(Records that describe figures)
#####

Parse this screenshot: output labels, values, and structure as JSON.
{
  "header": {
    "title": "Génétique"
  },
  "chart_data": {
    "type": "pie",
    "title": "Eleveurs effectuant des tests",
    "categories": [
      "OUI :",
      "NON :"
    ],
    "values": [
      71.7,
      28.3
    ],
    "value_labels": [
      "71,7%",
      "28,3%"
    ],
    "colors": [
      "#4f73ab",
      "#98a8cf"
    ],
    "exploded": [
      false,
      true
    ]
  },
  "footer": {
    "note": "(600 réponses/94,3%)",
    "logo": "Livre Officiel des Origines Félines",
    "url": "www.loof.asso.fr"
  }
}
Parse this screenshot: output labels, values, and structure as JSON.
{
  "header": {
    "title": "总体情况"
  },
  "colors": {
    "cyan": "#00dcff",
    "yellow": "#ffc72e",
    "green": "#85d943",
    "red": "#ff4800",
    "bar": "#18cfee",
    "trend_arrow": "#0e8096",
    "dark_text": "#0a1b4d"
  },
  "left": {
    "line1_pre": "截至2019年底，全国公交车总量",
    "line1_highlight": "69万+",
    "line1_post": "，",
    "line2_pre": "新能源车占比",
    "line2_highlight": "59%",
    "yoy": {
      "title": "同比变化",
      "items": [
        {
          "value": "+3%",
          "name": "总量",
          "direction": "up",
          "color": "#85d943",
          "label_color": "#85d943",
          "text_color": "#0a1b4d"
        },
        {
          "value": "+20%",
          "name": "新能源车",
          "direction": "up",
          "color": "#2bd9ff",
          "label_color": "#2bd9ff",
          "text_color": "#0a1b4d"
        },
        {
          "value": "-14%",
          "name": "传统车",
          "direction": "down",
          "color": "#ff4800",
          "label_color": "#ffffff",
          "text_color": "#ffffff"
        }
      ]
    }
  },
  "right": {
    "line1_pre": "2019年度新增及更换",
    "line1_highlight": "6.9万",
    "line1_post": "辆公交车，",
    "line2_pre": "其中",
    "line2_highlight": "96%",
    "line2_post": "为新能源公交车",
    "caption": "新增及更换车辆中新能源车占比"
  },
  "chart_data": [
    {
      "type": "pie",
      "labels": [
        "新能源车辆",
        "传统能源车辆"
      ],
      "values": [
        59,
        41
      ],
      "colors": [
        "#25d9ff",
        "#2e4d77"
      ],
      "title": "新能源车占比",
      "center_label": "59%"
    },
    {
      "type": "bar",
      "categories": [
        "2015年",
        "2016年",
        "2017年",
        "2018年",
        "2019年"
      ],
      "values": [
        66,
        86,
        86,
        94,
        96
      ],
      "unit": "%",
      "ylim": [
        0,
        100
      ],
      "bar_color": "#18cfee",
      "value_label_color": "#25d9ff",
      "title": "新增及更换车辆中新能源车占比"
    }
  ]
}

#####

• _Goal_
Restate all of the entries exactly, please.

• _Response to this task_
Parse this screenshot: output labels, values, and structure as JSON.
{
  "header": {
    "title": "Génétique"
  },
  "chart_data": {
    "type": "pie",
    "title": "Eleveurs effectuant des tests",
    "categories": [
      "OUI :",
      "NON :"
    ],
    "values": [
      71.7,
      28.3
    ],
    "value_labels": [
      "71,7%",
      "28,3%"
    ],
    "colors": [
      "#4f73ab",
      "#98a8cf"
    ],
    "exploded": [
      false,
      true
    ]
  },
  "footer": {
    "note": "(600 réponses/94,3%)",
    "logo": "Livre Officiel des Origines Félines",
    "url": "www.loof.asso.fr"
  }
}
Parse this screenshot: output labels, values, and structure as JSON.
{
  "header": {
    "title": "总体情况"
  },
  "colors": {
    "cyan": "#00dcff",
    "yellow": "#ffc72e",
    "green": "#85d943",
    "red": "#ff4800",
    "bar": "#18cfee",
    "trend_arrow": "#0e8096",
    "dark_text": "#0a1b4d"
  },
  "left": {
    "line1_pre": "截至2019年底，全国公交车总量",
    "line1_highlight": "69万+",
    "line1_post": "，",
    "line2_pre": "新能源车占比",
    "line2_highlight": "59%",
    "yoy": {
      "title": "同比变化",
      "items": [
        {
          "value": "+3%",
          "name": "总量",
          "direction": "up",
          "color": "#85d943",
          "label_color": "#85d943",
          "text_color": "#0a1b4d"
        },
        {
          "value": "+20%",
          "name": "新能源车",
          "direction": "up",
          "color": "#2bd9ff",
          "label_color": "#2bd9ff",
          "text_color": "#0a1b4d"
        },
        {
          "value": "-14%",
          "name": "传统车",
          "direction": "down",
          "color": "#ff4800",
          "label_color": "#ffffff",
          "text_color": "#ffffff"
        }
      ]
    }
  },
  "right": {
    "line1_pre": "2019年度新增及更换",
    "line1_highlight": "6.9万",
    "line1_post": "辆公交车，",
    "line2_pre": "其中",
    "line2_highlight": "96%",
    "line2_post": "为新能源公交车",
    "caption": "新增及更换车辆中新能源车占比"
  },
  "chart_data": [
    {
      "type": "pie",
      "labels": [
        "新能源车辆",
        "传统能源车辆"
      ],
      "values": [
        59,
        41
      ],
      "colors": [
        "#25d9ff",
        "#2e4d77"
      ],
      "title": "新能源车占比",
      "center_label": "59%"
    },
    {
      "type": "bar",
      "categories": [
        "2015年",
        "2016年",
        "2017年",
        "2018年",
        "2019年"
      ],
      "values": [
        66,
        86,
        86,
        94,
        96
      ],
      "unit": "%",
      "ylim": [
        0,
        100
      ],
      "bar_color": "#18cfee",
      "value_label_color": "#25d9ff",
      "title": "新增及更换车辆中新能源车占比"
    }
  ]
}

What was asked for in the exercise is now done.